• **Aim of the task**
Without the images, write out all of the following entries exactly.

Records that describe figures
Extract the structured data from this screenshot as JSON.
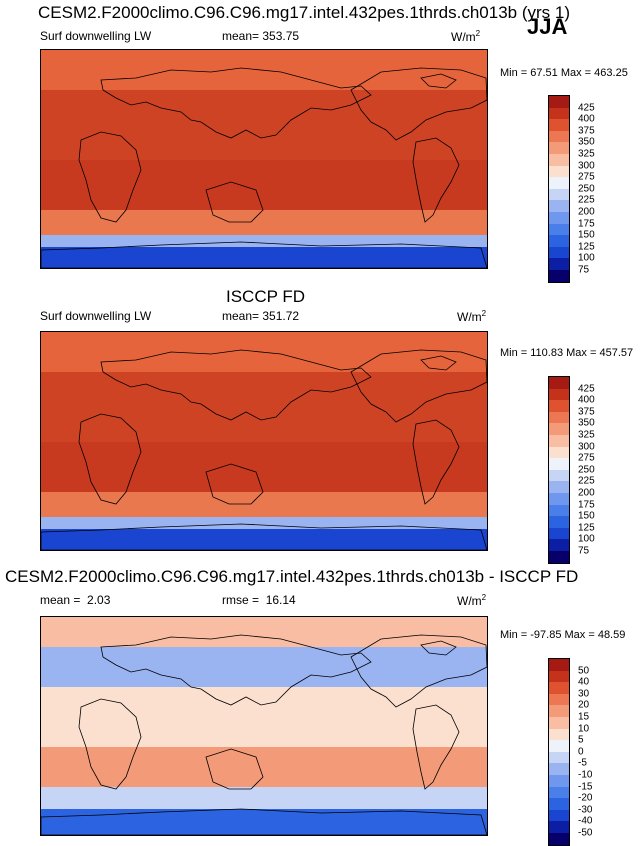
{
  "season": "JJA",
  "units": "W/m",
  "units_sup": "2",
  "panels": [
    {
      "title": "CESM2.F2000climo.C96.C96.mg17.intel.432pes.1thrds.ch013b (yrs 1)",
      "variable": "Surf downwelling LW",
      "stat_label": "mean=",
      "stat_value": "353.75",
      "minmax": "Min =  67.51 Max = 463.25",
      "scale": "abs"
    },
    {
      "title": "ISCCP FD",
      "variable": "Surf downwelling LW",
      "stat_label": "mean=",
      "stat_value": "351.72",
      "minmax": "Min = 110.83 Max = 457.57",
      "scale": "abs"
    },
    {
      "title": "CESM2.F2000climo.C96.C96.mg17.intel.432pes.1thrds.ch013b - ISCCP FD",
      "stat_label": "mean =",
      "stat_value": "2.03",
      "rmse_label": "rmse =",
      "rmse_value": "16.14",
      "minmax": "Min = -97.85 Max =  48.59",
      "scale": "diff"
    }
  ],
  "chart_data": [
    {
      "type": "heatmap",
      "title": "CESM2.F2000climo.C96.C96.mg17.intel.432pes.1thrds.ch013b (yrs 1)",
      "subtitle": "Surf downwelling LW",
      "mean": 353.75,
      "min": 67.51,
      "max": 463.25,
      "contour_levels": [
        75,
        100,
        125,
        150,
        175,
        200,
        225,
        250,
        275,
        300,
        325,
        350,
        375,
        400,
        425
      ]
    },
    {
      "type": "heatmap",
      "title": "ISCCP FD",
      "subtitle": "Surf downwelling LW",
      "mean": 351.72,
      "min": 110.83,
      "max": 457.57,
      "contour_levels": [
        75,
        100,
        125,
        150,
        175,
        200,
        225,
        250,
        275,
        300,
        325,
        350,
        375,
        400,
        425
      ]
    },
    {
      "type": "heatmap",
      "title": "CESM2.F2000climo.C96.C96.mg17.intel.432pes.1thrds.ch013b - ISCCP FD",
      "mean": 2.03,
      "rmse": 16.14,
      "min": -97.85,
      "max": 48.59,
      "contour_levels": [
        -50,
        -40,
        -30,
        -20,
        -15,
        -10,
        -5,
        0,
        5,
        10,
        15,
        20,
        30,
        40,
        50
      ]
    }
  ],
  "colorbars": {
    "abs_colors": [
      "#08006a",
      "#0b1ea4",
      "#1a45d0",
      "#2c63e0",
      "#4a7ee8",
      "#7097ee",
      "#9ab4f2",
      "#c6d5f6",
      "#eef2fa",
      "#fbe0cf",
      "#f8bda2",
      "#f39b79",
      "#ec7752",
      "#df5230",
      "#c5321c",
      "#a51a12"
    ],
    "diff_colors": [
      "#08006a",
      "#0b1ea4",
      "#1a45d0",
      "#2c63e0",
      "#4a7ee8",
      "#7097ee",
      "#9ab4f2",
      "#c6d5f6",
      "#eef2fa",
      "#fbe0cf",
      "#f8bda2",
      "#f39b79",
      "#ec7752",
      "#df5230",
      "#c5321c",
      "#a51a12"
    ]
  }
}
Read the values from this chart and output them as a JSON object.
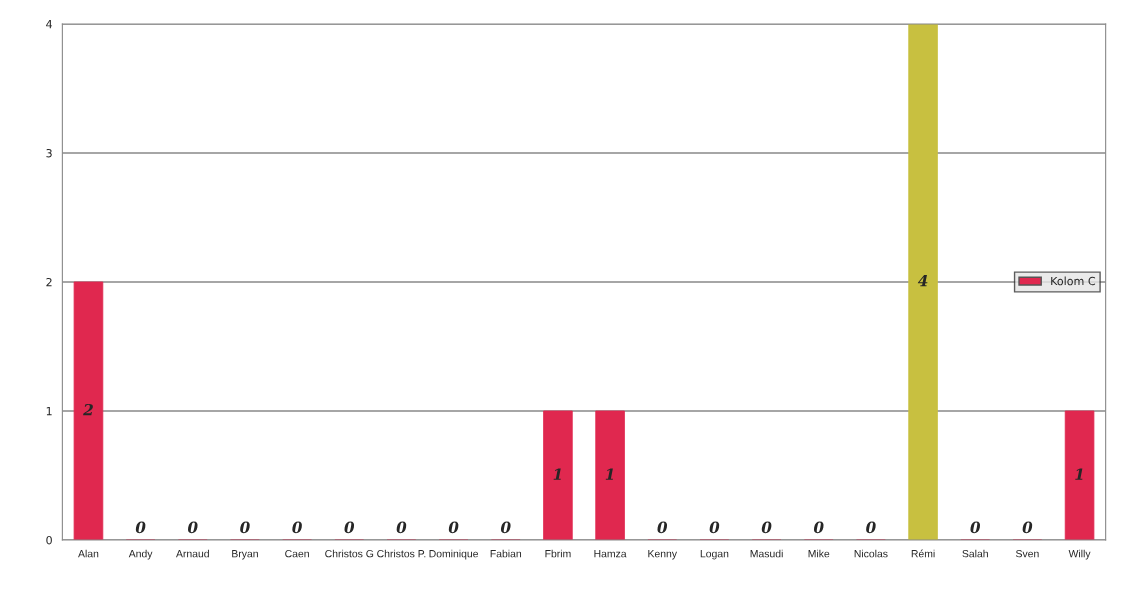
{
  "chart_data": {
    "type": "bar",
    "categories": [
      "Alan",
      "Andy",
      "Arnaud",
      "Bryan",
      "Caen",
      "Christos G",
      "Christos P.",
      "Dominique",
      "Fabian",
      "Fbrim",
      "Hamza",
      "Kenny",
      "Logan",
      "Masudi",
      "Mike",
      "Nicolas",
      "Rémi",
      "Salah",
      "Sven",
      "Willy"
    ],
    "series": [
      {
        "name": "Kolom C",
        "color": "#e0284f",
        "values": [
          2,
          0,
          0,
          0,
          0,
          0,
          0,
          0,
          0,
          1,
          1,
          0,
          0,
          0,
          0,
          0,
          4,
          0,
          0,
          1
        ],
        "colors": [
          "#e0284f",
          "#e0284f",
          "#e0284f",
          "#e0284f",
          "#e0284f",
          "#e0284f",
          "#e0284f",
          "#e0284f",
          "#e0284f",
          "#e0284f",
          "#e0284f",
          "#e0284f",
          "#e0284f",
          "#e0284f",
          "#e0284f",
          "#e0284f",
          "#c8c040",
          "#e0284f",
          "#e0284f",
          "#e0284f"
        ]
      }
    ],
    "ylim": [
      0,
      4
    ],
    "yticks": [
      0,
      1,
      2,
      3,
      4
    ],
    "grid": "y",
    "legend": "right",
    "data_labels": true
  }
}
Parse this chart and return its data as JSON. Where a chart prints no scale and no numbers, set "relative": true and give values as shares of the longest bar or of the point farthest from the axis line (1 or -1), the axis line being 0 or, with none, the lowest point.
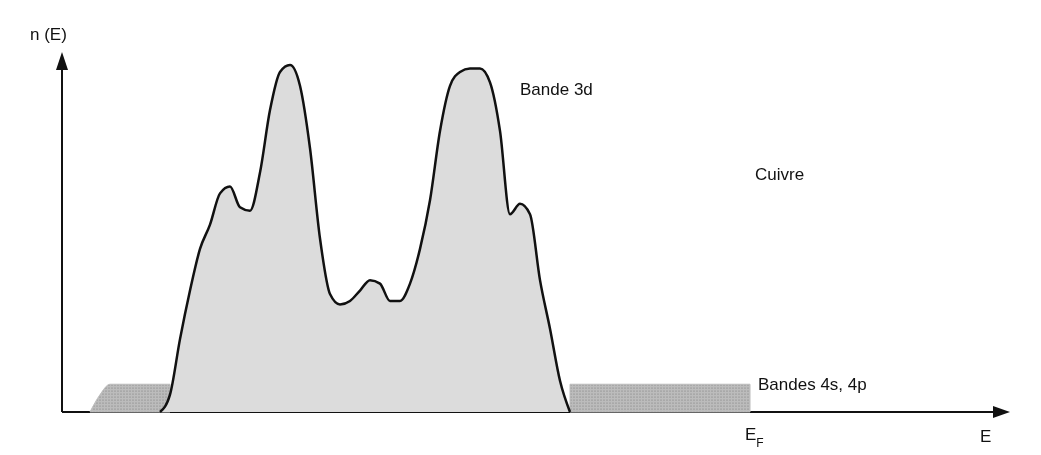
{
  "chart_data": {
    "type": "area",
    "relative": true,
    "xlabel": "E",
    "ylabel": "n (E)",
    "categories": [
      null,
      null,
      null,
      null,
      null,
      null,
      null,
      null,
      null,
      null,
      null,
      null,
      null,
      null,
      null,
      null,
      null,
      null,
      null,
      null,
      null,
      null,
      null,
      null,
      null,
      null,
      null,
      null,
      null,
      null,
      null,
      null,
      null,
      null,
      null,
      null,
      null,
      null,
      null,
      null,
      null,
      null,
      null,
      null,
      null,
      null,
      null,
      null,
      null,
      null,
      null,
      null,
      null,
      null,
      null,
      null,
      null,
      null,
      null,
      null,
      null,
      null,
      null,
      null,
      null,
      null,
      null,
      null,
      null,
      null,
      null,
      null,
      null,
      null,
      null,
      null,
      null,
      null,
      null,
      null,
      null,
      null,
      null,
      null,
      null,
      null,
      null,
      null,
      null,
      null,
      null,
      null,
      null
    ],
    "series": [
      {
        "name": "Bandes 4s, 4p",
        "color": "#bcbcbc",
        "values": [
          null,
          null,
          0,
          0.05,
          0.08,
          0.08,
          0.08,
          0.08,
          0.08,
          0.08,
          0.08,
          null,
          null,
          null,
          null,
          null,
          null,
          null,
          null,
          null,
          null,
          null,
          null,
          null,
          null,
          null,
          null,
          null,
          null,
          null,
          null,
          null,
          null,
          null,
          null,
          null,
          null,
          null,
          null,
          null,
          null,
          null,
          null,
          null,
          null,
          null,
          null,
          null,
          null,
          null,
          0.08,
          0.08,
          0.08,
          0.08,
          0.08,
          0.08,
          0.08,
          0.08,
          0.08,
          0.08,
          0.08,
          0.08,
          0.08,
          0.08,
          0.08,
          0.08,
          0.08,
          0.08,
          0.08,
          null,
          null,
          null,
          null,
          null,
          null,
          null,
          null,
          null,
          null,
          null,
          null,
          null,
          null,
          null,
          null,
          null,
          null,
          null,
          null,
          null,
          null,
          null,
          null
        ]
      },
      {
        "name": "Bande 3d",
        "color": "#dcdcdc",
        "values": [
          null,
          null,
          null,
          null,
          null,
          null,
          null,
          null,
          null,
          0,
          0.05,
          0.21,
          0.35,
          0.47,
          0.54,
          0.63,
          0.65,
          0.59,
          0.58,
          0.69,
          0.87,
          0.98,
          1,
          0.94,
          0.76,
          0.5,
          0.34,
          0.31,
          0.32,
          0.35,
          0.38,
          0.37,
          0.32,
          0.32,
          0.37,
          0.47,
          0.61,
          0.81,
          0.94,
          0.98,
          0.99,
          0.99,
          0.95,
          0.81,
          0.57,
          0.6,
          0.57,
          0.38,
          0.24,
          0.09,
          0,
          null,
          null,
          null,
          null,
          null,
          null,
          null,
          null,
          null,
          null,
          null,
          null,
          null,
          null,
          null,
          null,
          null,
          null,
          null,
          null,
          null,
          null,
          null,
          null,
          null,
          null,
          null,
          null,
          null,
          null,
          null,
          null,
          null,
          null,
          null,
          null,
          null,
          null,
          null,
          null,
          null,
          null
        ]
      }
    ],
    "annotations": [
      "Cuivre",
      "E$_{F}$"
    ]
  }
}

• **Exercise response**
Extract the structured data from this screenshot as JSON.
{
  "season": "JJA",
  "units": "W/m",
  "units_sup": "2",
  "panels": [
    {
      "title": "CESM2.F2000climo.C96.C96.mg17.intel.432pes.1thrds.ch013b (yrs 1)",
      "variable": "Surf downwelling LW",
      "stat_label": "mean=",
      "stat_value": "353.75",
      "minmax": "Min =  67.51 Max = 463.25",
      "scale": "abs"
    },
    {
      "title": "ISCCP FD",
      "variable": "Surf downwelling LW",
      "stat_label": "mean=",
      "stat_value": "351.72",
      "minmax": "Min = 110.83 Max = 457.57",
      "scale": "abs"
    },
    {
      "title": "CESM2.F2000climo.C96.C96.mg17.intel.432pes.1thrds.ch013b - ISCCP FD",
      "stat_label": "mean =",
      "stat_value": "2.03",
      "rmse_label": "rmse =",
      "rmse_value": "16.14",
      "minmax": "Min = -97.85 Max =  48.59",
      "scale": "diff"
    }
  ],
  "chart_data": [
    {
      "type": "heatmap",
      "title": "CESM2.F2000climo.C96.C96.mg17.intel.432pes.1thrds.ch013b (yrs 1)",
      "subtitle": "Surf downwelling LW",
      "mean": 353.75,
      "min": 67.51,
      "max": 463.25,
      "contour_levels": [
        75,
        100,
        125,
        150,
        175,
        200,
        225,
        250,
        275,
        300,
        325,
        350,
        375,
        400,
        425
      ]
    },
    {
      "type": "heatmap",
      "title": "ISCCP FD",
      "subtitle": "Surf downwelling LW",
      "mean": 351.72,
      "min": 110.83,
      "max": 457.57,
      "contour_levels": [
        75,
        100,
        125,
        150,
        175,
        200,
        225,
        250,
        275,
        300,
        325,
        350,
        375,
        400,
        425
      ]
    },
    {
      "type": "heatmap",
      "title": "CESM2.F2000climo.C96.C96.mg17.intel.432pes.1thrds.ch013b - ISCCP FD",
      "mean": 2.03,
      "rmse": 16.14,
      "min": -97.85,
      "max": 48.59,
      "contour_levels": [
        -50,
        -40,
        -30,
        -20,
        -15,
        -10,
        -5,
        0,
        5,
        10,
        15,
        20,
        30,
        40,
        50
      ]
    }
  ],
  "colorbars": {
    "abs_colors": [
      "#08006a",
      "#0b1ea4",
      "#1a45d0",
      "#2c63e0",
      "#4a7ee8",
      "#7097ee",
      "#9ab4f2",
      "#c6d5f6",
      "#eef2fa",
      "#fbe0cf",
      "#f8bda2",
      "#f39b79",
      "#ec7752",
      "#df5230",
      "#c5321c",
      "#a51a12"
    ],
    "diff_colors": [
      "#08006a",
      "#0b1ea4",
      "#1a45d0",
      "#2c63e0",
      "#4a7ee8",
      "#7097ee",
      "#9ab4f2",
      "#c6d5f6",
      "#eef2fa",
      "#fbe0cf",
      "#f8bda2",
      "#f39b79",
      "#ec7752",
      "#df5230",
      "#c5321c",
      "#a51a12"
    ]
  }
}
Read the values from this chart and output them as a JSON object.
{
  "chart_data": {
    "type": "bar",
    "categories": [
      "Alan",
      "Andy",
      "Arnaud",
      "Bryan",
      "Caen",
      "Christos G",
      "Christos P.",
      "Dominique",
      "Fabian",
      "Fbrim",
      "Hamza",
      "Kenny",
      "Logan",
      "Masudi",
      "Mike",
      "Nicolas",
      "Rémi",
      "Salah",
      "Sven",
      "Willy"
    ],
    "series": [
      {
        "name": "Kolom C",
        "color": "#e0284f",
        "values": [
          2,
          0,
          0,
          0,
          0,
          0,
          0,
          0,
          0,
          1,
          1,
          0,
          0,
          0,
          0,
          0,
          4,
          0,
          0,
          1
        ],
        "colors": [
          "#e0284f",
          "#e0284f",
          "#e0284f",
          "#e0284f",
          "#e0284f",
          "#e0284f",
          "#e0284f",
          "#e0284f",
          "#e0284f",
          "#e0284f",
          "#e0284f",
          "#e0284f",
          "#e0284f",
          "#e0284f",
          "#e0284f",
          "#e0284f",
          "#c8c040",
          "#e0284f",
          "#e0284f",
          "#e0284f"
        ]
      }
    ],
    "ylim": [
      0,
      4
    ],
    "yticks": [
      0,
      1,
      2,
      3,
      4
    ],
    "grid": "y",
    "legend": "right",
    "data_labels": true
  }
}
Parse this chart and return its data as JSON. Where a chart prints no scale and no numbers, set "relative": true and give values as shares of the longest bar or of the point farthest from the axis line (1 or -1), the axis line being 0 or, with none, the lowest point.
{
  "chart_data": {
    "type": "area",
    "relative": true,
    "xlabel": "E",
    "ylabel": "n (E)",
    "categories": [
      null,
      null,
      null,
      null,
      null,
      null,
      null,
      null,
      null,
      null,
      null,
      null,
      null,
      null,
      null,
      null,
      null,
      null,
      null,
      null,
      null,
      null,
      null,
      null,
      null,
      null,
      null,
      null,
      null,
      null,
      null,
      null,
      null,
      null,
      null,
      null,
      null,
      null,
      null,
      null,
      null,
      null,
      null,
      null,
      null,
      null,
      null,
      null,
      null,
      null,
      null,
      null,
      null,
      null,
      null,
      null,
      null,
      null,
      null,
      null,
      null,
      null,
      null,
      null,
      null,
      null,
      null,
      null,
      null,
      null,
      null,
      null,
      null,
      null,
      null,
      null,
      null,
      null,
      null,
      null,
      null,
      null,
      null,
      null,
      null,
      null,
      null,
      null,
      null,
      null,
      null,
      null,
      null
    ],
    "series": [
      {
        "name": "Bandes 4s, 4p",
        "color": "#bcbcbc",
        "values": [
          null,
          null,
          0,
          0.05,
          0.08,
          0.08,
          0.08,
          0.08,
          0.08,
          0.08,
          0.08,
          null,
          null,
          null,
          null,
          null,
          null,
          null,
          null,
          null,
          null,
          null,
          null,
          null,
          null,
          null,
          null,
          null,
          null,
          null,
          null,
          null,
          null,
          null,
          null,
          null,
          null,
          null,
          null,
          null,
          null,
          null,
          null,
          null,
          null,
          null,
          null,
          null,
          null,
          null,
          0.08,
          0.08,
          0.08,
          0.08,
          0.08,
          0.08,
          0.08,
          0.08,
          0.08,
          0.08,
          0.08,
          0.08,
          0.08,
          0.08,
          0.08,
          0.08,
          0.08,
          0.08,
          0.08,
          null,
          null,
          null,
          null,
          null,
          null,
          null,
          null,
          null,
          null,
          null,
          null,
          null,
          null,
          null,
          null,
          null,
          null,
          null,
          null,
          null,
          null,
          null,
          null
        ]
      },
      {
        "name": "Bande 3d",
        "color": "#dcdcdc",
        "values": [
          null,
          null,
          null,
          null,
          null,
          null,
          null,
          null,
          null,
          0,
          0.05,
          0.21,
          0.35,
          0.47,
          0.54,
          0.63,
          0.65,
          0.59,
          0.58,
          0.69,
          0.87,
          0.98,
          1,
          0.94,
          0.76,
          0.5,
          0.34,
          0.31,
          0.32,
          0.35,
          0.38,
          0.37,
          0.32,
          0.32,
          0.37,
          0.47,
          0.61,
          0.81,
          0.94,
          0.98,
          0.99,
          0.99,
          0.95,
          0.81,
          0.57,
          0.6,
          0.57,
          0.38,
          0.24,
          0.09,
          0,
          null,
          null,
          null,
          null,
          null,
          null,
          null,
          null,
          null,
          null,
          null,
          null,
          null,
          null,
          null,
          null,
          null,
          null,
          null,
          null,
          null,
          null,
          null,
          null,
          null,
          null,
          null,
          null,
          null,
          null,
          null,
          null,
          null,
          null,
          null,
          null,
          null,
          null,
          null,
          null,
          null,
          null
        ]
      }
    ],
    "annotations": [
      "Cuivre",
      "E$_{F}$"
    ]
  }
}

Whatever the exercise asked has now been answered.